Given instruction »
Tally the lines in these records that hold the string "techniques", and reply with the number alone.

__________________________________________________

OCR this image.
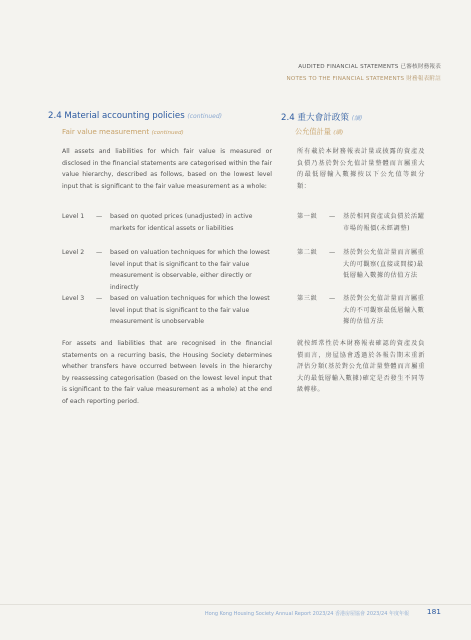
AUDITED FINANCIAL STATEMENTS 已審核財務報表
NOTES TO THE FINANCIAL STATEMENTS 財務報表附註
2.4 Material accounting policies (continued)
Fair value measurement (continued)
All assets and liabilities for which fair value is measured or disclosed in the financial statements are categorised within the fair value hierarchy, described as follows, based on the lowest level input that is significant to the fair value measurement as a whole:
Level 1 — based on quoted prices (unadjusted) in active markets for identical assets or liabilities
Level 2 — based on valuation techniques for which the lowest level input that is significant to the fair value measurement is observable, either directly or indirectly
Level 3 — based on valuation techniques for which the lowest level input that is significant to the fair value measurement is unobservable
For assets and liabilities that are recognised in the financial statements on a recurring basis, the Housing Society determines whether transfers have occurred between levels in the hierarchy by reassessing categorisation (based on the lowest level input that is significant to the fair value measurement as a whole) at the end of each reporting period.
2.4 重大會計政策 (續)
公允值計量 (續)
所有載於本財務報表計量或披露的資產及負債乃基於對公允值計量整體而言屬重大的最低層輸入數據按以下公允值等級分類：
第一級 — 基於相同資產或負債於活躍市場的報價(未經調整)
第二級 — 基於對公允值計量而言屬重大的可觀察(直接或間接)最低層輸入數據的估值方法
第三級 — 基於對公允值計量而言屬重大的不可觀察最低層輸入數據的估值方法
就按經常性於本財務報表確認的資產及負債而言，房屋協會透過於各報告期末重新評估分類(基於對公允值計量整體而言屬重大的最低層輸入數據)確定是否發生不同等級轉移。
Hong Kong Housing Society Annual Report 2023/24 香港房屋協會 2023/24 年度年報 181
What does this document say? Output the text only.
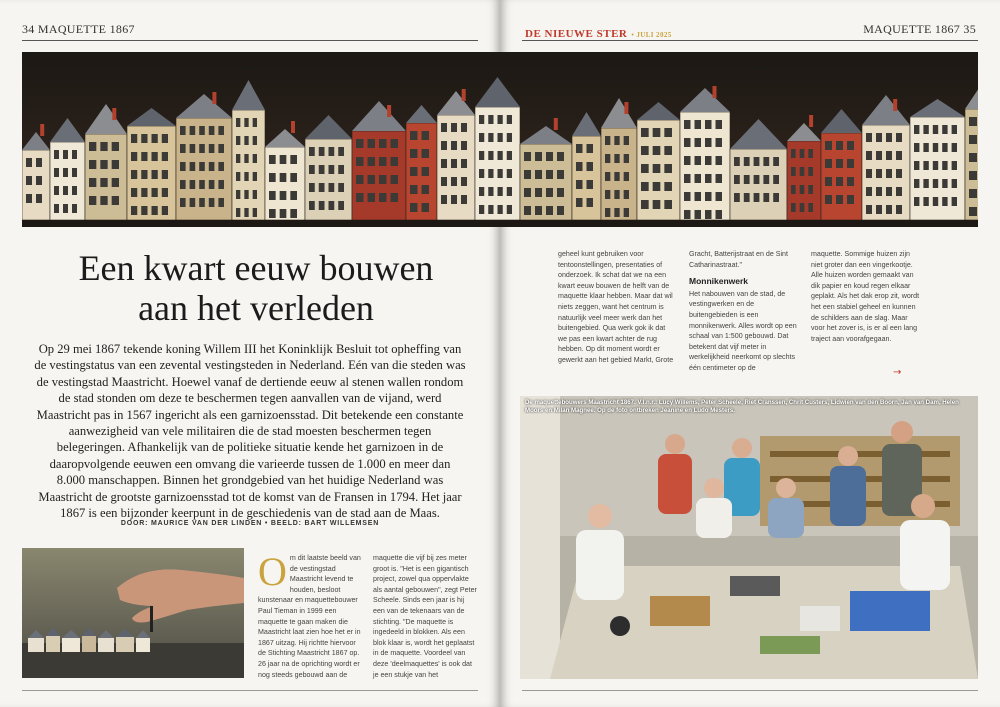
34 MAQUETTE 1867
Een kwart eeuw bouwen
aan het verleden
Op 29 mei 1867 tekende koning Willem III het Koninklijk Besluit tot opheffing van de vestingstatus van een zevental vestingsteden in Nederland. Eén van die steden was de vestingstad Maastricht. Hoewel vanaf de dertiende eeuw al stenen wallen rondom de stad stonden om deze te beschermen tegen aanvallen van de vijand, werd Maastricht pas in 1567 ingericht als een garnizoensstad. Dit betekende een constante aanwezigheid van vele militairen die de stad moesten beschermen tegen belegeringen. Afhankelijk van de politieke situatie kende het garnizoen in de daaropvolgende eeuwen een omvang die varieerde tussen de 1.000 en meer dan 8.000 manschappen. Binnen het grondgebied van het huidige Nederland was Maastricht de grootste garnizoensstad tot de komst van de Fransen in 1794. Het jaar 1867 is een bijzonder keerpunt in de geschiedenis van de stad aan de Maas.
DOOR: MAURICE VAN DER LINDEN • BEELD: BART WILLEMSEN
Om dit laatste beeld van de vestingstad Maastricht levend te houden, besloot kunstenaar en maquettebouwer Paul Tieman in 1999 een maquette te gaan maken die Maastricht laat zien hoe het er in 1867 uitzag. Hij richtte hiervoor de Stichting Maastricht 1867 op. 26 jaar na de oprichting wordt er nog steeds gebouwd aan de
maquette die vijf bij zes meter groot is. "Het is een gigantisch project, zowel qua oppervlakte als aantal gebouwen", zegt Peter Scheele. Sinds een jaar is hij een van de tekenaars van de stichting. "De maquette is ingedeeld in blokken. Als een blok klaar is, wordt het geplaatst in de maquette. Voordeel van deze 'deelmaquettes' is ook dat je een stukje van het
DE NIEUWE STER • JULI 2025	MAQUETTE 1867 35
geheel kunt gebruiken voor tentoonstellingen, presentaties of onderzoek. Ik schat dat we na een kwart eeuw bouwen de helft van de maquette klaar hebben. Maar dat wil niets zeggen, want het centrum is natuurlijk veel meer werk dan het buitengebied. Qua werk gok ik dat we pas een kwart achter de rug hebben. Op dit moment wordt er gewerkt aan het gebied Markt, Grote
Gracht, Batterijstraat en de Sint Catharinastraat."
Monnikenwerk
Het nabouwen van de stad, de vestingwerken en de buitengebieden is een monnikenwerk. Alles wordt op een schaal van 1:500 gebouwd. Dat betekent dat vijf meter in werkelijkheid neerkomt op slechts één centimeter op de
maquette. Sommige huizen zijn niet groter dan een vingerkootje. Alle huizen worden gemaakt van dik papier en koud regen elkaar geplakt. Als het dak erop zit, wordt het een stabiel geheel en kunnen de schilders aan de slag. Maar voor het zover is, is er al een lang traject aan voorafgegaan.
→
De maquettebouwers Maastricht 1867. V.l.n.r.: Lucy Willems, Peter Scheele, Riet Cranssen, Chrit Custers, Lidwien van den Boorn, Jan van Dam, Helen Moors en Milan Magnee. Op de foto ontbreken Jeanine en Ludo Mesters.
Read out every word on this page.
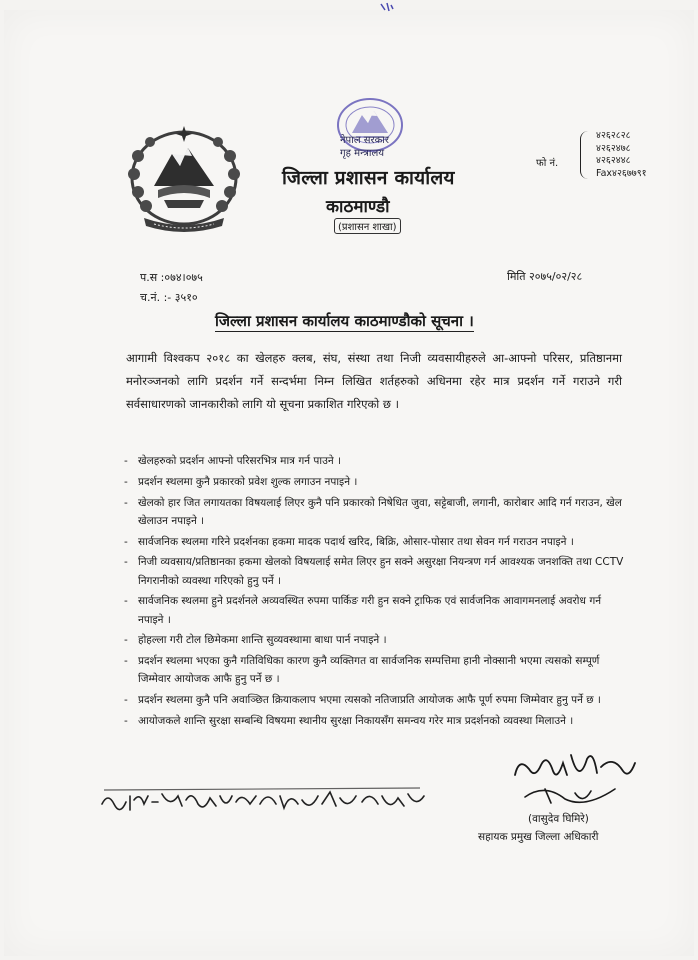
नेपाल सरकार
गृह मन्त्रालय
जिल्ला प्रशासन कार्यालय
काठमाण्डौ
(प्रशासन शाखा)
फो नं.
४२६२८२८
४२६२४७८
४२६२४४८
Fax४२६७७९१
प.स :०७४।०७५
च.नं. :- ३५१०
मिति २०७५/०२/२८
जिल्ला प्रशासन कार्यालय काठमाण्डौको सूचना ।
आगामी विश्वकप २०१८ का खेलहरु क्लब, संघ, संस्था तथा निजी व्यवसायीहरुले आ-आफ्नो परिसर, प्रतिष्ठानमा मनोरञ्जनको लागि प्रदर्शन गर्ने सन्दर्भमा निम्न लिखित शर्तहरुको अधिनमा रहेर मात्र प्रदर्शन गर्ने गराउने गरी सर्वसाधारणको जानकारीको लागि यो सूचना प्रकाशित गरिएको छ ।
- खेलहरुको प्रदर्शन आफ्नो परिसरभित्र मात्र गर्न पाउने ।
- प्रदर्शन स्थलमा कुनै प्रकारको प्रवेश शुल्क लगाउन नपाइने ।
- खेलको हार जित लगायतका विषयलाई लिएर कुनै पनि प्रकारको निषेधित जुवा, सट्टेबाजी, लगानी, कारोबार आदि गर्न गराउन, खेल खेलाउन नपाइने ।
- सार्वजनिक स्थलमा गरिने प्रदर्शनका हकमा मादक पदार्थ खरिद, बिक्रि, ओसार-पोसार तथा सेवन गर्न गराउन नपाइने ।
- निजी व्यवसाय/प्रतिष्ठानका हकमा खेलको विषयलाई समेत लिएर हुन सक्ने असुरक्षा नियन्त्रण गर्न आवश्यक जनशक्ति तथा CCTV निगरानीको व्यवस्था गरिएको हुनु पर्ने ।
- सार्वजनिक स्थलमा हुने प्रदर्शनले अव्यवस्थित रुपमा पार्किङ गरी हुन सक्ने ट्राफिक एवं सार्वजनिक आवागमनलाई अवरोध गर्न नपाइने ।
- होहल्ला गरी टोल छिमेकमा शान्ति सुव्यवस्थामा बाधा पार्न नपाइने ।
- प्रदर्शन स्थलमा भएका कुनै गतिविधिका कारण कुनै व्यक्तिगत वा सार्वजनिक सम्पत्तिमा हानी नोक्सानी भएमा त्यसको सम्पूर्ण जिम्मेवार आयोजक आफै हुनु पर्ने छ ।
- प्रदर्शन स्थलमा कुनै पनि अवाञ्छित क्रियाकलाप भएमा त्यसको नतिजाप्रति आयोजक आफै पूर्ण रुपमा जिम्मेवार हुनु पर्ने छ ।
- आयोजकले शान्ति सुरक्षा सम्बन्धि विषयमा स्थानीय सुरक्षा निकायसँग समन्वय गरेर मात्र प्रदर्शनको व्यवस्था मिलाउने ।
(वासुदेव घिमिरे)
सहायक प्रमुख जिल्ला अधिकारी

__________________________________________________

The response »
2